> **Written exercise**
Extract the whole listing as it stands. Do not include the pictures.

> **Dataset records**
-------

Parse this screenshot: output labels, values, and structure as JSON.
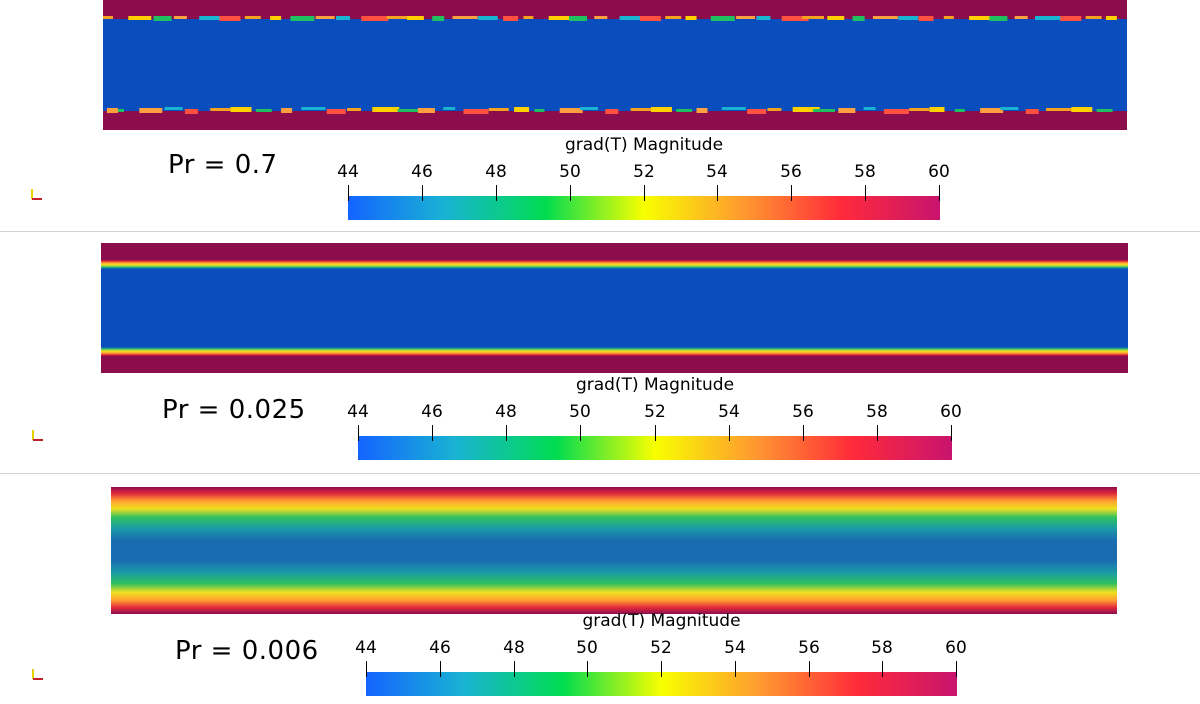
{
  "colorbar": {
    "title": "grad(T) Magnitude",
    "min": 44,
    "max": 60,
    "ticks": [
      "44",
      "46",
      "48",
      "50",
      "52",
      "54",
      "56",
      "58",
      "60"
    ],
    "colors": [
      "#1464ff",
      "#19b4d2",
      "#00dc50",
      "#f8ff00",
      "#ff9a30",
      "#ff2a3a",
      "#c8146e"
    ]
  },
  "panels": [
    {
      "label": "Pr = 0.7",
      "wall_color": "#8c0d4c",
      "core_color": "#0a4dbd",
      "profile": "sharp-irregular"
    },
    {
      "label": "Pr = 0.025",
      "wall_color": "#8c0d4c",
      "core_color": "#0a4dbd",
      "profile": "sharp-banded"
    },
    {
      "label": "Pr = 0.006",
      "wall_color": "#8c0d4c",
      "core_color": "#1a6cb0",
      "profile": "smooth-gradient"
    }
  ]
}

-------

> **Reply to the task**
Parse this screenshot: output labels, values, and structure as JSON.
{
  "colorbar": {
    "title": "grad(T) Magnitude",
    "min": 44,
    "max": 60,
    "ticks": [
      "44",
      "46",
      "48",
      "50",
      "52",
      "54",
      "56",
      "58",
      "60"
    ],
    "colors": [
      "#1464ff",
      "#19b4d2",
      "#00dc50",
      "#f8ff00",
      "#ff9a30",
      "#ff2a3a",
      "#c8146e"
    ]
  },
  "panels": [
    {
      "label": "Pr = 0.7",
      "wall_color": "#8c0d4c",
      "core_color": "#0a4dbd",
      "profile": "sharp-irregular"
    },
    {
      "label": "Pr = 0.025",
      "wall_color": "#8c0d4c",
      "core_color": "#0a4dbd",
      "profile": "sharp-banded"
    },
    {
      "label": "Pr = 0.006",
      "wall_color": "#8c0d4c",
      "core_color": "#1a6cb0",
      "profile": "smooth-gradient"
    }
  ]
}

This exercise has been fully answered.